In your copy, leave out the pictures; write out all the data exactly.

Dataset listings of figures
□ □ □ □

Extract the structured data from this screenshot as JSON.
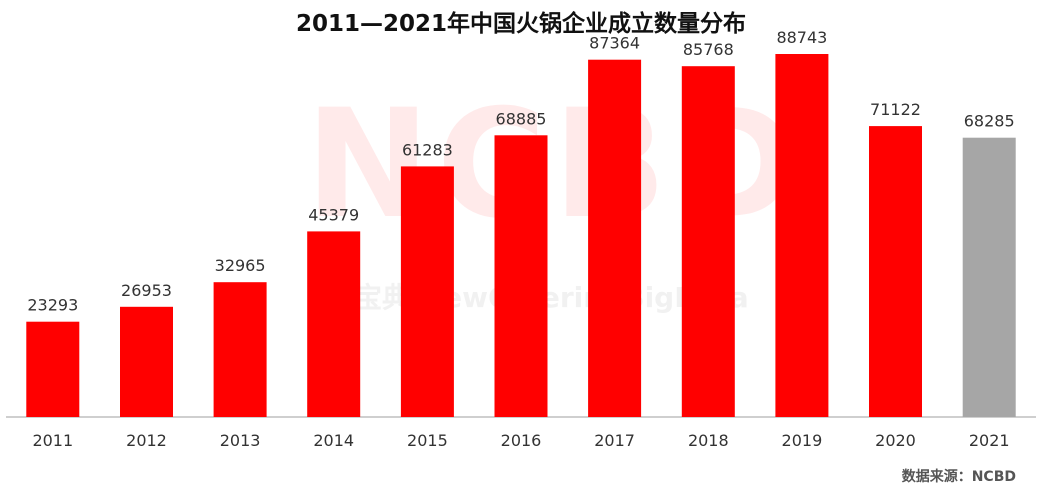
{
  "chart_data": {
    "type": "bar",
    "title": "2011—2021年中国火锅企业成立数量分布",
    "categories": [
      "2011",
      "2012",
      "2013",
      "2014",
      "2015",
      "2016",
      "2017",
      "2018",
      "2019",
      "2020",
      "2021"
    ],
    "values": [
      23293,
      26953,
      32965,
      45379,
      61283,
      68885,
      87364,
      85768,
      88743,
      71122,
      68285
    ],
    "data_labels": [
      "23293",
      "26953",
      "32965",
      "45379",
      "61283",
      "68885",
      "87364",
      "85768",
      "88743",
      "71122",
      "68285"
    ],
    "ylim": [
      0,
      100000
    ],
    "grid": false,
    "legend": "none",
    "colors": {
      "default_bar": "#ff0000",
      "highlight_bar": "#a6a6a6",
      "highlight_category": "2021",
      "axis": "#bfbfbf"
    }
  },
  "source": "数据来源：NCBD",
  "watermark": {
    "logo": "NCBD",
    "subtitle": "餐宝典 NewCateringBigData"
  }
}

□ □ □ □

◆ **ANSWER TO THE TASK**:
Extract the structured data from this screenshot as JSON.
{
  "chart_data": {
    "type": "bar",
    "title": "2011—2021年中国火锅企业成立数量分布",
    "categories": [
      "2011",
      "2012",
      "2013",
      "2014",
      "2015",
      "2016",
      "2017",
      "2018",
      "2019",
      "2020",
      "2021"
    ],
    "values": [
      23293,
      26953,
      32965,
      45379,
      61283,
      68885,
      87364,
      85768,
      88743,
      71122,
      68285
    ],
    "data_labels": [
      "23293",
      "26953",
      "32965",
      "45379",
      "61283",
      "68885",
      "87364",
      "85768",
      "88743",
      "71122",
      "68285"
    ],
    "ylim": [
      0,
      100000
    ],
    "grid": false,
    "legend": "none",
    "colors": {
      "default_bar": "#ff0000",
      "highlight_bar": "#a6a6a6",
      "highlight_category": "2021",
      "axis": "#bfbfbf"
    }
  },
  "source": "数据来源：NCBD",
  "watermark": {
    "logo": "NCBD",
    "subtitle": "餐宝典 NewCateringBigData"
  }
}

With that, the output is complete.